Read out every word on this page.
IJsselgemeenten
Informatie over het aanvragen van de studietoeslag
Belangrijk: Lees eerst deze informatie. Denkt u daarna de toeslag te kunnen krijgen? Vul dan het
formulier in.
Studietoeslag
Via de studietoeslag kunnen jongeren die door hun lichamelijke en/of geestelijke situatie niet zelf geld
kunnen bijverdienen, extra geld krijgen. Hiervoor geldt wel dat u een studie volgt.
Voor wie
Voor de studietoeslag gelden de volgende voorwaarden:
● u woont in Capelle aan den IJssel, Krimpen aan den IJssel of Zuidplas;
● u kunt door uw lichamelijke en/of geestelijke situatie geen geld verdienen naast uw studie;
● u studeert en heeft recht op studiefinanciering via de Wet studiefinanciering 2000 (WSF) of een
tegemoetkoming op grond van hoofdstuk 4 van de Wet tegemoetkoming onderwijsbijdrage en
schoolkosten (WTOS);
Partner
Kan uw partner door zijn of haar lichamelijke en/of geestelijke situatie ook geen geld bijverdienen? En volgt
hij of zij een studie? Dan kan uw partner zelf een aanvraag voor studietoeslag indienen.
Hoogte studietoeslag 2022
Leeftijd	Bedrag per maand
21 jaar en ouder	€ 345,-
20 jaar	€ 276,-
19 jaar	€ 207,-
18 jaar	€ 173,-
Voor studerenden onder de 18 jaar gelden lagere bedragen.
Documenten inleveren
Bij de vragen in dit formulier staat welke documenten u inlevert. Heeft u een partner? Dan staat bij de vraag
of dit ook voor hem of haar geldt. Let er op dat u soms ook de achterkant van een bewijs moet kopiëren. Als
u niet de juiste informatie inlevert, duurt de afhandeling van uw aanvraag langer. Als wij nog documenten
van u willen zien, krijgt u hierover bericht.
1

⁂

■ Written request ■
Give all the records again. Match them exactly.

■ Reply to the exercise ■
Read out every word on this page.
IJsselgemeenten
Informatie over het aanvragen van de studietoeslag
Belangrijk: Lees eerst deze informatie. Denkt u daarna de toeslag te kunnen krijgen? Vul dan het
formulier in.
Studietoeslag
Via de studietoeslag kunnen jongeren die door hun lichamelijke en/of geestelijke situatie niet zelf geld
kunnen bijverdienen, extra geld krijgen. Hiervoor geldt wel dat u een studie volgt.
Voor wie
Voor de studietoeslag gelden de volgende voorwaarden:
● u woont in Capelle aan den IJssel, Krimpen aan den IJssel of Zuidplas;
● u kunt door uw lichamelijke en/of geestelijke situatie geen geld verdienen naast uw studie;
● u studeert en heeft recht op studiefinanciering via de Wet studiefinanciering 2000 (WSF) of een
tegemoetkoming op grond van hoofdstuk 4 van de Wet tegemoetkoming onderwijsbijdrage en
schoolkosten (WTOS);
Partner
Kan uw partner door zijn of haar lichamelijke en/of geestelijke situatie ook geen geld bijverdienen? En volgt
hij of zij een studie? Dan kan uw partner zelf een aanvraag voor studietoeslag indienen.
Hoogte studietoeslag 2022
Leeftijd	Bedrag per maand
21 jaar en ouder	€ 345,-
20 jaar	€ 276,-
19 jaar	€ 207,-
18 jaar	€ 173,-
Voor studerenden onder de 18 jaar gelden lagere bedragen.
Documenten inleveren
Bij de vragen in dit formulier staat welke documenten u inlevert. Heeft u een partner? Dan staat bij de vraag
of dit ook voor hem of haar geldt. Let er op dat u soms ook de achterkant van een bewijs moet kopiëren. Als
u niet de juiste informatie inlevert, duurt de afhandeling van uw aanvraag langer. Als wij nog documenten
van u willen zien, krijgt u hierover bericht.
1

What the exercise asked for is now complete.